--- BEGIN The records ---

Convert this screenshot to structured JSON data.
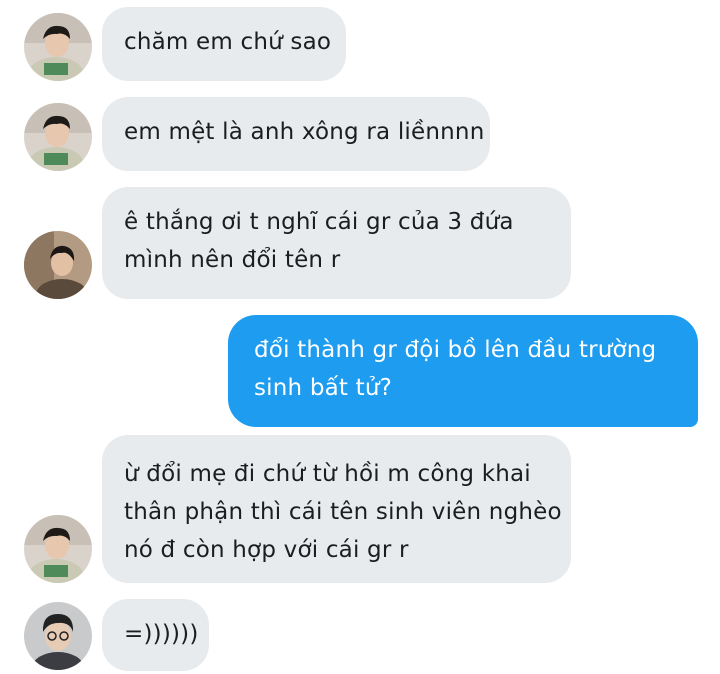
{
  "messages": [
    {
      "from": "contact-a",
      "lines": [
        "chăm em chứ sao"
      ]
    },
    {
      "from": "contact-a",
      "lines": [
        "em mệt là anh xông ra liềnnnn"
      ]
    },
    {
      "from": "contact-b",
      "lines": [
        "ê thắng ơi t nghĩ cái gr của 3 đứa",
        "mình nên đổi tên r"
      ]
    },
    {
      "from": "me",
      "lines": [
        "đổi thành gr đội bồ lên đầu trường",
        "sinh bất tử?"
      ]
    },
    {
      "from": "contact-a",
      "lines": [
        "ừ đổi mẹ đi chứ từ hồi m công khai",
        "thân phận thì cái tên sinh viên nghèo",
        "nó đ còn hợp với cái gr r"
      ]
    },
    {
      "from": "contact-c",
      "lines": [
        "=))))))"
      ]
    }
  ],
  "colors": {
    "incoming_bubble": "#e8ebee",
    "outgoing_bubble": "#1e9cf0",
    "incoming_text": "#1b1d21",
    "outgoing_text": "#ffffff"
  }
}
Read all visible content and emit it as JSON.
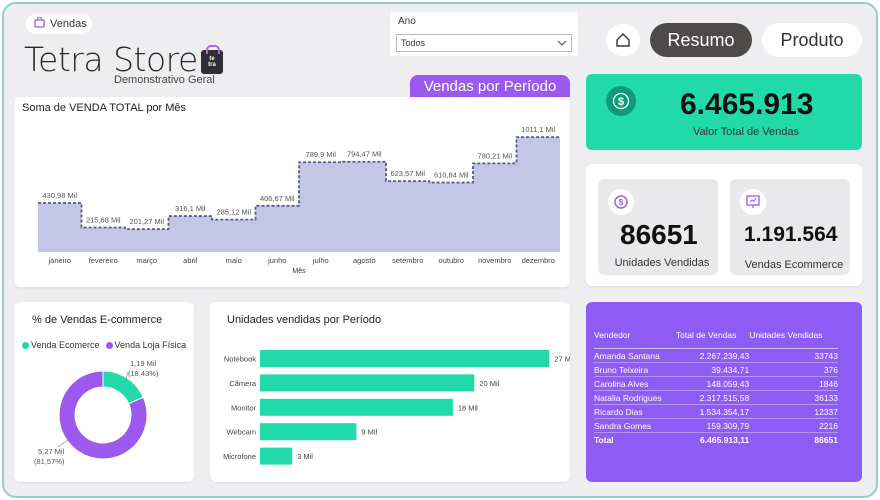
{
  "header": {
    "tab_label": "Vendas",
    "brand_title": "Tetra Store",
    "brand_subtitle": "Demonstrativo Geral",
    "logo_text": "te tra"
  },
  "filter": {
    "label": "Ano",
    "value": "Todos"
  },
  "nav": {
    "resumo": "Resumo",
    "produto": "Produto"
  },
  "period_banner": "Vendas por Período",
  "colors": {
    "green": "#22d9aa",
    "purple": "#9b59f0",
    "area": "#c5c5e8",
    "dark": "#4e4a4a"
  },
  "monthly_chart": {
    "title": "Soma de VENDA TOTAL por Mês",
    "x_axis_label": "Mês"
  },
  "kpis": {
    "total_value": "6.465.913",
    "total_label": "Valor Total de Vendas",
    "units_value": "86651",
    "units_label": "Unidades Vendidas",
    "ecom_value": "1.191.564",
    "ecom_label": "Vendas Ecommerce"
  },
  "donut": {
    "title": "% de Vendas E-commerce",
    "legend_ecom": "Venda Ecomerce",
    "legend_fisica": "Venda Loja Física",
    "label_ecom_value": "1,19 Mil",
    "label_ecom_pct": "(18,43%)",
    "label_fisica_value": "5,27 Mil",
    "label_fisica_pct": "(81,57%)"
  },
  "bars": {
    "title": "Unidades vendidas por Período"
  },
  "sellers_table": {
    "headers": [
      "Vendedor",
      "Total de Vendas",
      "Unidades Vendidas"
    ],
    "rows": [
      [
        "Amanda Santana",
        "2.267.239,43",
        "33743"
      ],
      [
        "Bruno Teixeira",
        "39.434,71",
        "376"
      ],
      [
        "Carolina Alves",
        "148.059,43",
        "1846"
      ],
      [
        "Natalia Rodrigues",
        "2.317.515,58",
        "36133"
      ],
      [
        "Ricardo Dias",
        "1.534.354,17",
        "12337"
      ],
      [
        "Sandra Gomes",
        "159.309,79",
        "2216"
      ]
    ],
    "total": [
      "Total",
      "6.465.913,11",
      "86651"
    ]
  },
  "chart_data": [
    {
      "type": "area",
      "title": "Soma de VENDA TOTAL por Mês",
      "xlabel": "Mês",
      "ylabel": "",
      "categories": [
        "janeiro",
        "fevereiro",
        "março",
        "abril",
        "maio",
        "junho",
        "julho",
        "agosto",
        "setembro",
        "outubro",
        "novembro",
        "dezembro"
      ],
      "values": [
        430980,
        215680,
        201270,
        316100,
        285120,
        406670,
        789900,
        794470,
        623570,
        610840,
        780210,
        1011100
      ],
      "data_labels": [
        "430,98 Mil",
        "215,68 Mil",
        "201,27 Mil",
        "316,1 Mil",
        "285,12 Mil",
        "406,67 Mil",
        "789,9 Mil",
        "794,47 Mil",
        "623,57 Mil",
        "610,84 Mil",
        "780,21 Mil",
        "1011,1 Mil"
      ],
      "ylim": [
        0,
        1100000
      ],
      "grid": false
    },
    {
      "type": "bar",
      "orientation": "horizontal",
      "title": "Unidades vendidas por Periodo",
      "categories": [
        "Notebook",
        "Câmera",
        "Monitor",
        "Webcam",
        "Microfone"
      ],
      "values": [
        27000,
        20000,
        18000,
        9000,
        3000
      ],
      "data_labels": [
        "27 Mil",
        "20 Mil",
        "18 Mil",
        "9 Mil",
        "3 Mil"
      ],
      "xlim": [
        0,
        28000
      ]
    },
    {
      "type": "pie",
      "donut": true,
      "title": "% de Vendas E-commerce",
      "categories": [
        "Venda Ecomerce",
        "Venda Loja Física"
      ],
      "values": [
        1190,
        5270
      ],
      "percent": [
        18.43,
        81.57
      ],
      "legend": "top-left"
    }
  ]
}
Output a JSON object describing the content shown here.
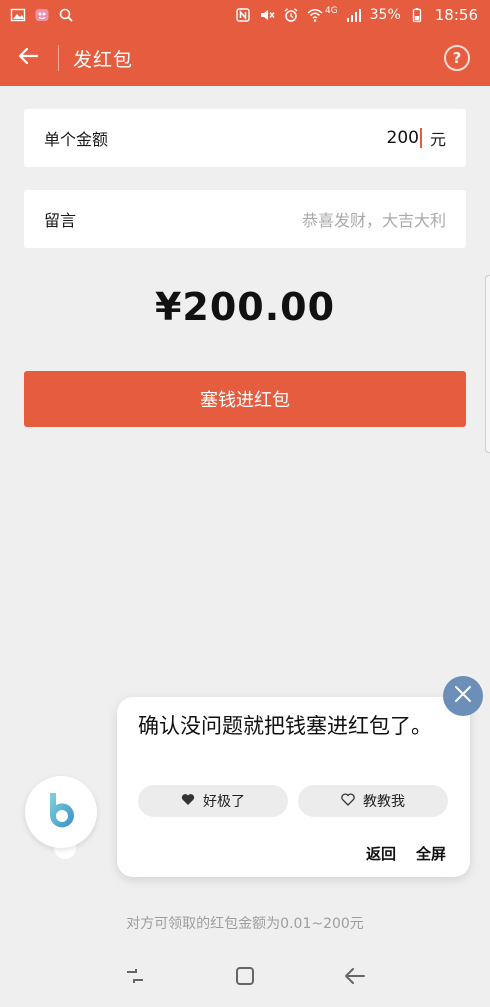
{
  "status_bar": {
    "battery": "35%",
    "time": "18:56",
    "network": "4G",
    "icons": [
      "gallery-icon",
      "app-notification-icon",
      "search-icon",
      "nfc-icon",
      "mute-icon",
      "alarm-icon",
      "wifi-icon",
      "signal-icon",
      "battery-icon"
    ]
  },
  "toolbar": {
    "title": "发红包",
    "back_icon": "arrow-left-icon",
    "help_icon": "help-circle-icon",
    "help_glyph": "?"
  },
  "form": {
    "amount_label": "单个金额",
    "amount_value": "200",
    "amount_unit": "元",
    "message_label": "留言",
    "message_placeholder": "恭喜发财，大吉大利"
  },
  "total_amount": "¥200.00",
  "submit_label": "塞钱进红包",
  "assistant": {
    "message": "确认没问题就把钱塞进红包了。",
    "like_label": "好极了",
    "teach_label": "教教我",
    "back_label": "返回",
    "fullscreen_label": "全屏"
  },
  "hint": "对方可领取的红包金额为0.01~200元",
  "colors": {
    "accent": "#e65c3e",
    "background": "#efefef",
    "close_button": "#6b8fb8"
  }
}
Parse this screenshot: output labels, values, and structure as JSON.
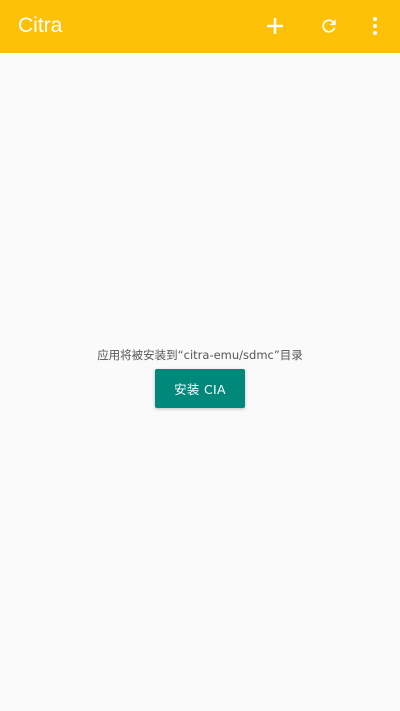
{
  "app_bar": {
    "title": "Citra",
    "background_color": "#ffc107",
    "actions": [
      {
        "icon": "add-icon"
      },
      {
        "icon": "refresh-icon"
      },
      {
        "icon": "more-vert-icon"
      }
    ]
  },
  "main": {
    "message": "应用将被安装到“citra-emu/sdmc”目录",
    "install_button_label": "安装 CIA",
    "button_color": "#00897b"
  }
}
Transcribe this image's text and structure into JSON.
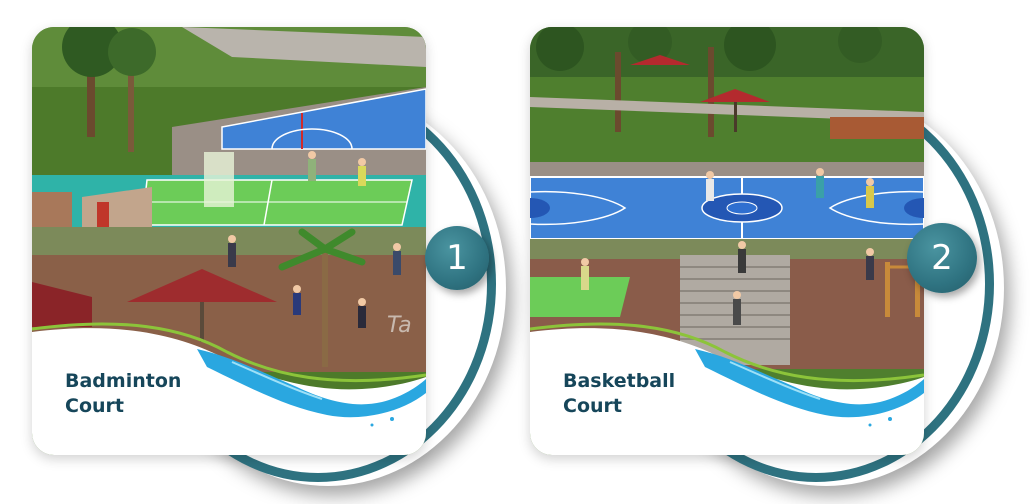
{
  "cards": [
    {
      "number": "1",
      "title": "Badminton\nCourt",
      "signage_text": "Ta"
    },
    {
      "number": "2",
      "title": "Basketball\nCourt"
    }
  ],
  "colors": {
    "accent_teal": "#2e7280",
    "label_text": "#16465a",
    "court_blue": "#3f82d6",
    "court_green": "#6ccc58",
    "grass": "#4f7a2c",
    "water": "#2aa7e0"
  },
  "icons": [
    "number-badge"
  ]
}
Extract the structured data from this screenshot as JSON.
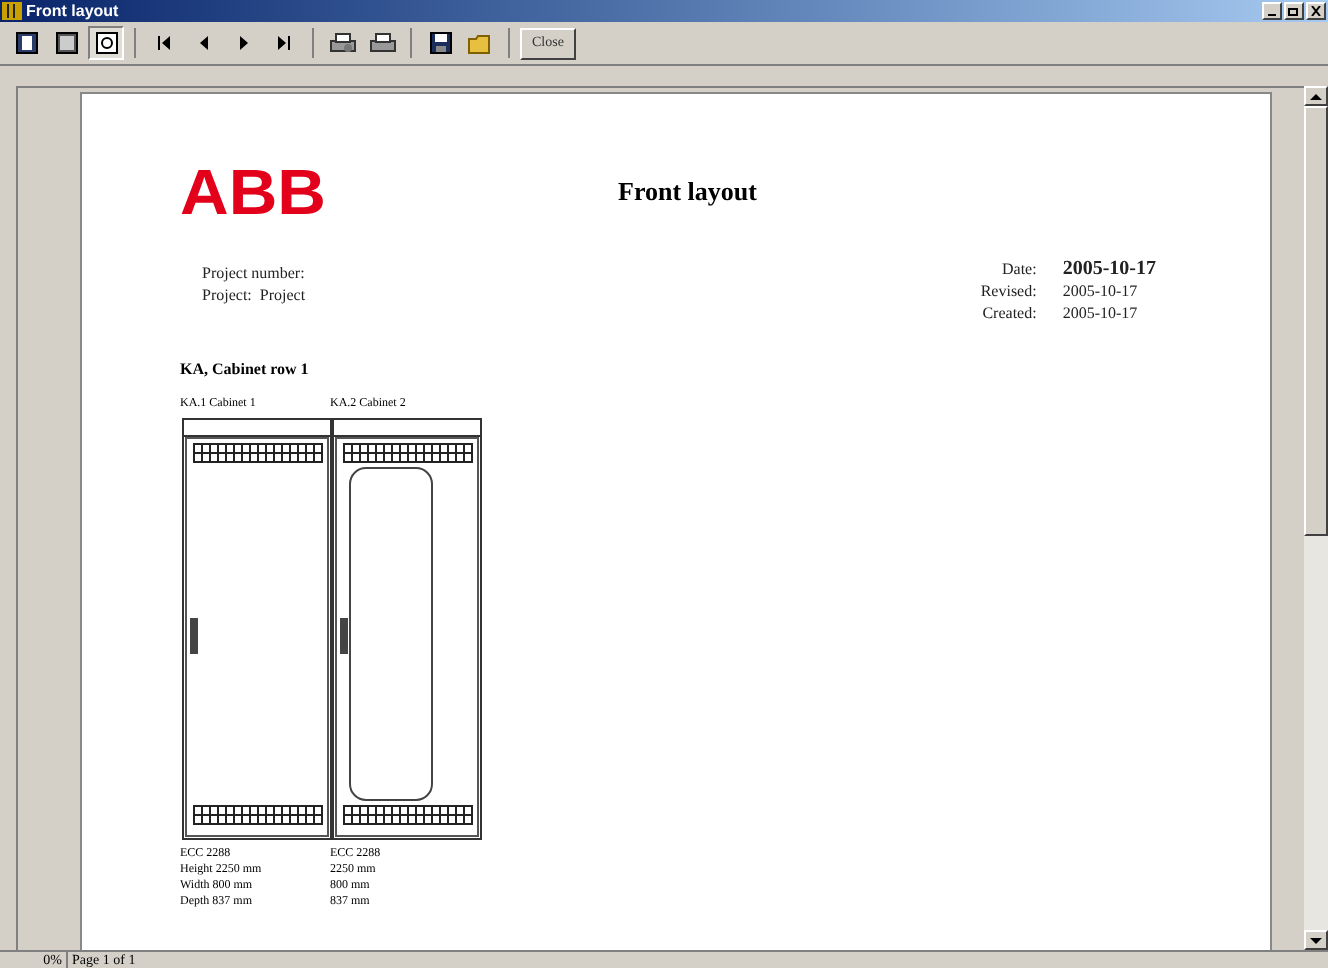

--- END The records ---

What to work on. Locate all lines holding the word "this", then copy them out.

Answer to the problem.
Convert this screenshot to structured JSON data.
Parse this screenshot: output labels, values, and structure as JSON.
Transcribe this image's text and structure into JSON.
Extract the structured data from this screenshot as JSON.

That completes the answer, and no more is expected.